• [STATED EXERCISE]
Write out each line exactly as given. Leave the pictures out of your copy.

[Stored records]
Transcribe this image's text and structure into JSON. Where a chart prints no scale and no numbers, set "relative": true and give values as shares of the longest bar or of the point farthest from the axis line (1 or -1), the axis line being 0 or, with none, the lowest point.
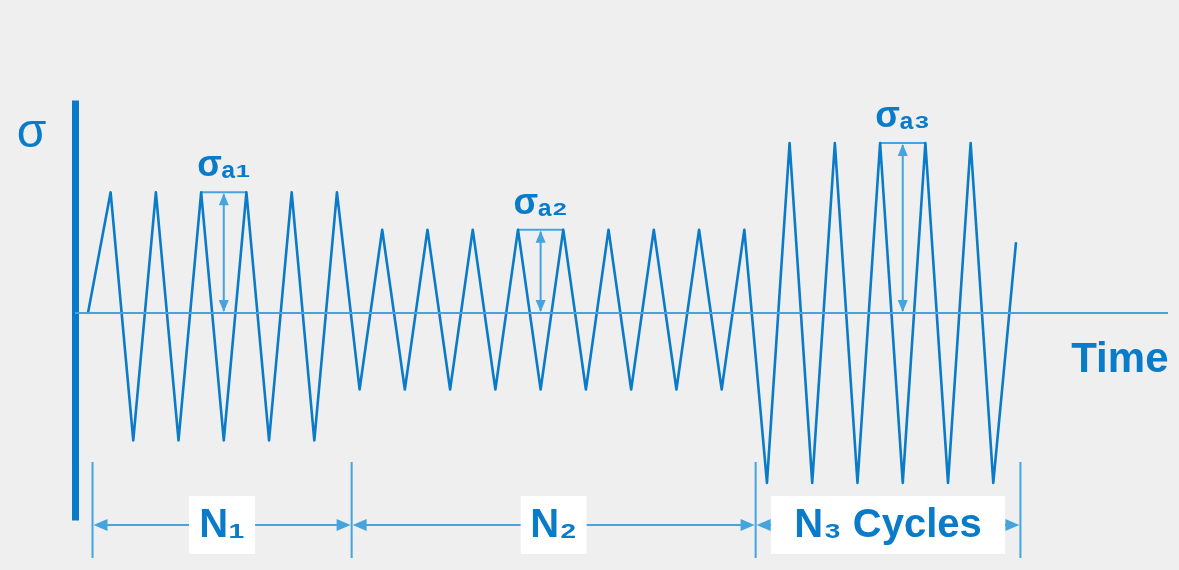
{
  "chart_data": {
    "type": "line",
    "relative": true,
    "ylabel": "σ",
    "xlabel": "Time",
    "marker": "none",
    "categories": [
      null,
      null,
      null,
      null,
      null,
      null,
      null,
      null,
      null,
      null,
      null,
      null,
      null,
      null,
      null,
      null,
      null,
      null,
      null,
      null,
      null,
      null,
      null,
      null,
      null,
      null,
      null,
      null,
      null,
      null,
      null,
      null,
      null,
      null,
      null,
      null,
      null,
      null,
      null,
      null,
      null,
      null
    ],
    "series": [
      {
        "color": "#0a7bc8",
        "values": [
          0,
          0.71,
          -0.75,
          0.71,
          -0.75,
          0.71,
          -0.75,
          0.71,
          -0.75,
          0.71,
          -0.75,
          0.71,
          -0.45,
          0.49,
          -0.45,
          0.49,
          -0.45,
          0.49,
          -0.45,
          0.49,
          -0.45,
          0.49,
          -0.45,
          0.49,
          -0.45,
          0.49,
          -0.45,
          0.49,
          -0.45,
          0.49,
          -1,
          1,
          -1,
          1,
          -1,
          1,
          -1,
          1,
          -1,
          1,
          -1,
          0.41
        ]
      }
    ],
    "ref_lines": [
      {
        "axis": "y",
        "value": 0,
        "color": "#45a3dd"
      }
    ],
    "annotations": [
      "σₐ₁",
      "σₐ₂",
      "σₐ₃",
      "N₁",
      "N₂",
      "N₃ Cycles"
    ]
  }
}
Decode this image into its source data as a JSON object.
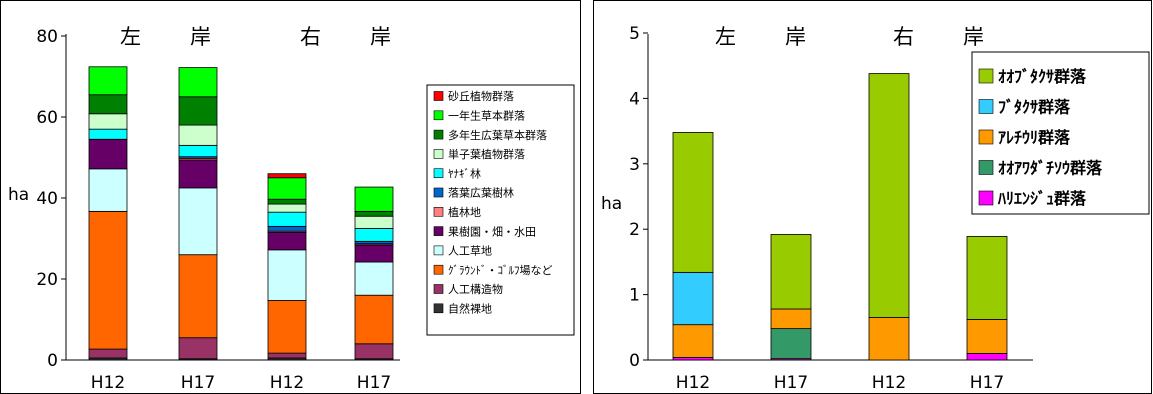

• [EXERCISE RESULT]
Transcribe this image's text and structure into JSON. Where a chart prints no scale and no numbers, set "relative": true and give values as shares of the longest bar or of the point farthest from the axis line (1 or -1), the axis line being 0 or, with none, the lowest point.
{
  "chart_data": {
    "type": "line",
    "relative": true,
    "ylabel": "σ",
    "xlabel": "Time",
    "marker": "none",
    "categories": [
      null,
      null,
      null,
      null,
      null,
      null,
      null,
      null,
      null,
      null,
      null,
      null,
      null,
      null,
      null,
      null,
      null,
      null,
      null,
      null,
      null,
      null,
      null,
      null,
      null,
      null,
      null,
      null,
      null,
      null,
      null,
      null,
      null,
      null,
      null,
      null,
      null,
      null,
      null,
      null,
      null,
      null
    ],
    "series": [
      {
        "color": "#0a7bc8",
        "values": [
          0,
          0.71,
          -0.75,
          0.71,
          -0.75,
          0.71,
          -0.75,
          0.71,
          -0.75,
          0.71,
          -0.75,
          0.71,
          -0.45,
          0.49,
          -0.45,
          0.49,
          -0.45,
          0.49,
          -0.45,
          0.49,
          -0.45,
          0.49,
          -0.45,
          0.49,
          -0.45,
          0.49,
          -0.45,
          0.49,
          -0.45,
          0.49,
          -1,
          1,
          -1,
          1,
          -1,
          1,
          -1,
          1,
          -1,
          1,
          -1,
          0.41
        ]
      }
    ],
    "ref_lines": [
      {
        "axis": "y",
        "value": 0,
        "color": "#45a3dd"
      }
    ],
    "annotations": [
      "σₐ₁",
      "σₐ₂",
      "σₐ₃",
      "N₁",
      "N₂",
      "N₃ Cycles"
    ]
  }
}
Decode this image into its source data as a JSON object.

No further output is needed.